• **Exercise materials**
========================

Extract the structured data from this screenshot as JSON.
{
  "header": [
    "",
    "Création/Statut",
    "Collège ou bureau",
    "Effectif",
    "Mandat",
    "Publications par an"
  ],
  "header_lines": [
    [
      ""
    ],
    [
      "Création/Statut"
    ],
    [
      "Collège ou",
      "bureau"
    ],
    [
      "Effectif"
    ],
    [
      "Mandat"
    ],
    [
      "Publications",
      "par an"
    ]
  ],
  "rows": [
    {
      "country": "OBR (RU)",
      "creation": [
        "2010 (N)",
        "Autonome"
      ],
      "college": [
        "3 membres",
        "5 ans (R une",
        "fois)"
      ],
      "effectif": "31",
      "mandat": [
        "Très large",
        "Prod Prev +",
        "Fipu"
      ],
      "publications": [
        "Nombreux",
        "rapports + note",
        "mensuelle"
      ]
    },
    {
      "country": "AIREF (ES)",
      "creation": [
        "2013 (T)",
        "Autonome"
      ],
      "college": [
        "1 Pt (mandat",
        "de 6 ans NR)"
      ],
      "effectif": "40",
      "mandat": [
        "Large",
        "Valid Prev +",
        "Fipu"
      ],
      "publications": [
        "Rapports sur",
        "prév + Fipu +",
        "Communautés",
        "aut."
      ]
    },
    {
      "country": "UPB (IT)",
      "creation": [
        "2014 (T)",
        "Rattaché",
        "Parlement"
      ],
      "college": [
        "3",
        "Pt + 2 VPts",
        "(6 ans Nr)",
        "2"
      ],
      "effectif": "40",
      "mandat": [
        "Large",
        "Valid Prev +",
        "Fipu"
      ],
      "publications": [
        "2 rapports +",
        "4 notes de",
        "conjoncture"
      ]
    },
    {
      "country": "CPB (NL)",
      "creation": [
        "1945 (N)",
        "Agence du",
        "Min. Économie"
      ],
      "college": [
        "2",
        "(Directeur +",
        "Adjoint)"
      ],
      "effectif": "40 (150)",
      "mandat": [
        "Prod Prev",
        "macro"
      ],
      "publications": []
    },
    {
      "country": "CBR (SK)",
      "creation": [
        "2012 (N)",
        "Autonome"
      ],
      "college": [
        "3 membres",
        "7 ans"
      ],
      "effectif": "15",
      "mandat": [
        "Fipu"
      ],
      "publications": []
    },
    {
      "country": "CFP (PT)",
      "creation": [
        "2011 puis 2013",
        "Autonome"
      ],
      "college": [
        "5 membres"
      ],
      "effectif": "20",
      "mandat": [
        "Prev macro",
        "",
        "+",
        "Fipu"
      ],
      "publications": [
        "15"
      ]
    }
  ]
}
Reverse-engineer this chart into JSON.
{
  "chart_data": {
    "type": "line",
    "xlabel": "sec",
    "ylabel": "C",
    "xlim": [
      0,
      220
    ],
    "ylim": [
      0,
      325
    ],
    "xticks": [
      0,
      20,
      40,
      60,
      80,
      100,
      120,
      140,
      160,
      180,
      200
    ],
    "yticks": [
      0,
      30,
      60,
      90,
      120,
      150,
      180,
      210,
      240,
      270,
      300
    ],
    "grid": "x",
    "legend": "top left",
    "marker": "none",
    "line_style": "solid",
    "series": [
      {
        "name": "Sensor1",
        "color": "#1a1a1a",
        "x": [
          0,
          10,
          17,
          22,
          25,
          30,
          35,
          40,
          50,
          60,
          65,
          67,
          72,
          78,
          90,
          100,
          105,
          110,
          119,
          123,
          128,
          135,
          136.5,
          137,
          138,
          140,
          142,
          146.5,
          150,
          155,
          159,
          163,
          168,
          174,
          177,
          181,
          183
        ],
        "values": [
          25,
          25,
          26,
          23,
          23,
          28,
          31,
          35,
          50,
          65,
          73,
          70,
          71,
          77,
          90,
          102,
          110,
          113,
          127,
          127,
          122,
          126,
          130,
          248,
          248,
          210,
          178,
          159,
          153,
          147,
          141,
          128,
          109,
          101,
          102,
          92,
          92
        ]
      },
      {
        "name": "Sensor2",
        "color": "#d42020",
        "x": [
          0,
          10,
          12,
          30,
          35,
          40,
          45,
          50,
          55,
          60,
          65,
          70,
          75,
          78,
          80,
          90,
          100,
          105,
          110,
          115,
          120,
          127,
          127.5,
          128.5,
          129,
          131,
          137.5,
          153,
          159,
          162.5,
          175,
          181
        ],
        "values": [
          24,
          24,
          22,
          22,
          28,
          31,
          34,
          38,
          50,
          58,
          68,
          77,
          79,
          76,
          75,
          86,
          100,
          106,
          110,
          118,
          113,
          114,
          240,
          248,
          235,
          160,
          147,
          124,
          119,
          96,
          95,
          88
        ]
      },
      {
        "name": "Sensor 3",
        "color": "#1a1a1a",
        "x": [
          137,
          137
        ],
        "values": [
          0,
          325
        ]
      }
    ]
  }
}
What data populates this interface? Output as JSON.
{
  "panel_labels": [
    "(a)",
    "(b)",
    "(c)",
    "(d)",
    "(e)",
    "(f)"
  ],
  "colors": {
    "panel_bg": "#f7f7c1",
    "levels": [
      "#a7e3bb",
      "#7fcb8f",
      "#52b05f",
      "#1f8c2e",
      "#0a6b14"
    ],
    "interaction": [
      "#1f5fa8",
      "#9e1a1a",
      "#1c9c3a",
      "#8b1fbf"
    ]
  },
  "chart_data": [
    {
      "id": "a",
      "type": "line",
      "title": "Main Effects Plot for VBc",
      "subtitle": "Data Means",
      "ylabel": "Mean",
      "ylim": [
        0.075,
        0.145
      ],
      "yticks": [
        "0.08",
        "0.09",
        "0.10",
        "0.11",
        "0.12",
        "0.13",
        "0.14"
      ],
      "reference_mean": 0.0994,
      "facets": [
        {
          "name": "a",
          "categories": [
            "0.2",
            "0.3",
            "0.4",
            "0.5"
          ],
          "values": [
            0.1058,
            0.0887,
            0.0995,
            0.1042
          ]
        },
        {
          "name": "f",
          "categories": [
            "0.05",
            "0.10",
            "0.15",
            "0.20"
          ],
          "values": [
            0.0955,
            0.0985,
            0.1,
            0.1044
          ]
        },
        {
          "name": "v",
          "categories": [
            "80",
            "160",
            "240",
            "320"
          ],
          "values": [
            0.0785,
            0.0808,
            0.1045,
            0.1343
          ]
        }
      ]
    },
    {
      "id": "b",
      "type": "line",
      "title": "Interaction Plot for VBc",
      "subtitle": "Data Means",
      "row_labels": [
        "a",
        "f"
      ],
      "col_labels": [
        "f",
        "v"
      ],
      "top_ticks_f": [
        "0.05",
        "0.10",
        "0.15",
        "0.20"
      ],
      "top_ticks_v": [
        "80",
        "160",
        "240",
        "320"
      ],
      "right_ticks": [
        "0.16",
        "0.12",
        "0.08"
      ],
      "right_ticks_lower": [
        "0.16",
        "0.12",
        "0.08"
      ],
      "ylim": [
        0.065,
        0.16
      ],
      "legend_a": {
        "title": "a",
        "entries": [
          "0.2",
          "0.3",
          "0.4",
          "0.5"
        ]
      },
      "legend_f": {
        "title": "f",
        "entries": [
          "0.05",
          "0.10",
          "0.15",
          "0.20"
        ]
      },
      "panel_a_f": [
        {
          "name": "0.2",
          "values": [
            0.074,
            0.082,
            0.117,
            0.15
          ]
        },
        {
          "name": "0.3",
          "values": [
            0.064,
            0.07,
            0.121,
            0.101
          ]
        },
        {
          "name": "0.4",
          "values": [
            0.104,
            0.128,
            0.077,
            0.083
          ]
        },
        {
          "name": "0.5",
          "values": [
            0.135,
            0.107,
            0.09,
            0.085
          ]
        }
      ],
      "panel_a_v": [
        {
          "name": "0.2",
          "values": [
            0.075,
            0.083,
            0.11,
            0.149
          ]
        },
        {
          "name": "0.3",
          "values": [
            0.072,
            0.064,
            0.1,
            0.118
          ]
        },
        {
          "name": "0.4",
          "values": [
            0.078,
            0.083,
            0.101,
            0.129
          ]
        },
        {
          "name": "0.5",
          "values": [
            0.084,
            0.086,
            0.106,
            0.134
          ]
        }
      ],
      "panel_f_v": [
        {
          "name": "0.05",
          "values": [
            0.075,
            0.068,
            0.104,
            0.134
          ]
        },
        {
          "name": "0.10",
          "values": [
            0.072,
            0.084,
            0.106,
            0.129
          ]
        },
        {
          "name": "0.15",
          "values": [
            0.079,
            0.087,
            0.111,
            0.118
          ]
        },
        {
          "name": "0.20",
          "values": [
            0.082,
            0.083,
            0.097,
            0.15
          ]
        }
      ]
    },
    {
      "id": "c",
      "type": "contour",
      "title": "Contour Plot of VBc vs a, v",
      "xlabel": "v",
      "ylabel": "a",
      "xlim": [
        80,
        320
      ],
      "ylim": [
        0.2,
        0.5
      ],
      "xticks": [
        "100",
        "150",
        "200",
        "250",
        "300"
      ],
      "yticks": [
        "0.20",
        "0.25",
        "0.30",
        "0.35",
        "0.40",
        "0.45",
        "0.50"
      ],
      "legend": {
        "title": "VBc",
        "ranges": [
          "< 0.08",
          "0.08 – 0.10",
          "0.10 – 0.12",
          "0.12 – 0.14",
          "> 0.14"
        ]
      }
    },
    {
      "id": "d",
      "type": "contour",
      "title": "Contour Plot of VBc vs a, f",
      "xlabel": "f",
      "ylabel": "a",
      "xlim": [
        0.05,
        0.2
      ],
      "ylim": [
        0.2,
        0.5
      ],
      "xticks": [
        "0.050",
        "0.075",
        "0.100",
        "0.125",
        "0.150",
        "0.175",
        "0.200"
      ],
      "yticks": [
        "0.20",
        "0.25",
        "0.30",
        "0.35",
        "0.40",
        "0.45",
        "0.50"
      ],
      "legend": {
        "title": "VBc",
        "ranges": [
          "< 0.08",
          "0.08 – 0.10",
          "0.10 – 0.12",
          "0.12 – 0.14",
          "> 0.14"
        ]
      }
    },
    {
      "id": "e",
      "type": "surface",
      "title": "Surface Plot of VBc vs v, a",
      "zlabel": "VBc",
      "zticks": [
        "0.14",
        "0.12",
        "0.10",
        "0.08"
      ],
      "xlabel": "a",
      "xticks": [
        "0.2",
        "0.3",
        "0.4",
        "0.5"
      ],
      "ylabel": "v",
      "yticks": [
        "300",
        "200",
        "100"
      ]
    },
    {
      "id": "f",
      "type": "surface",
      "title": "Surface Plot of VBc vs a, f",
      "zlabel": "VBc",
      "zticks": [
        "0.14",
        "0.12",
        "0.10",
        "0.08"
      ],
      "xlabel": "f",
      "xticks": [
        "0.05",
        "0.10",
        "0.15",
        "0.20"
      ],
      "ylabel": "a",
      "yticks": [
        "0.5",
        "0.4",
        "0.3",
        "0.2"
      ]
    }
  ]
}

========================

• **Task details**
In the listing above, locate each line with "this" and copy it.

• **Task solution**
Extract the structured data from this screenshot as JSON.
Reverse-engineer this chart into JSON.
What data populates this interface? Output as JSON.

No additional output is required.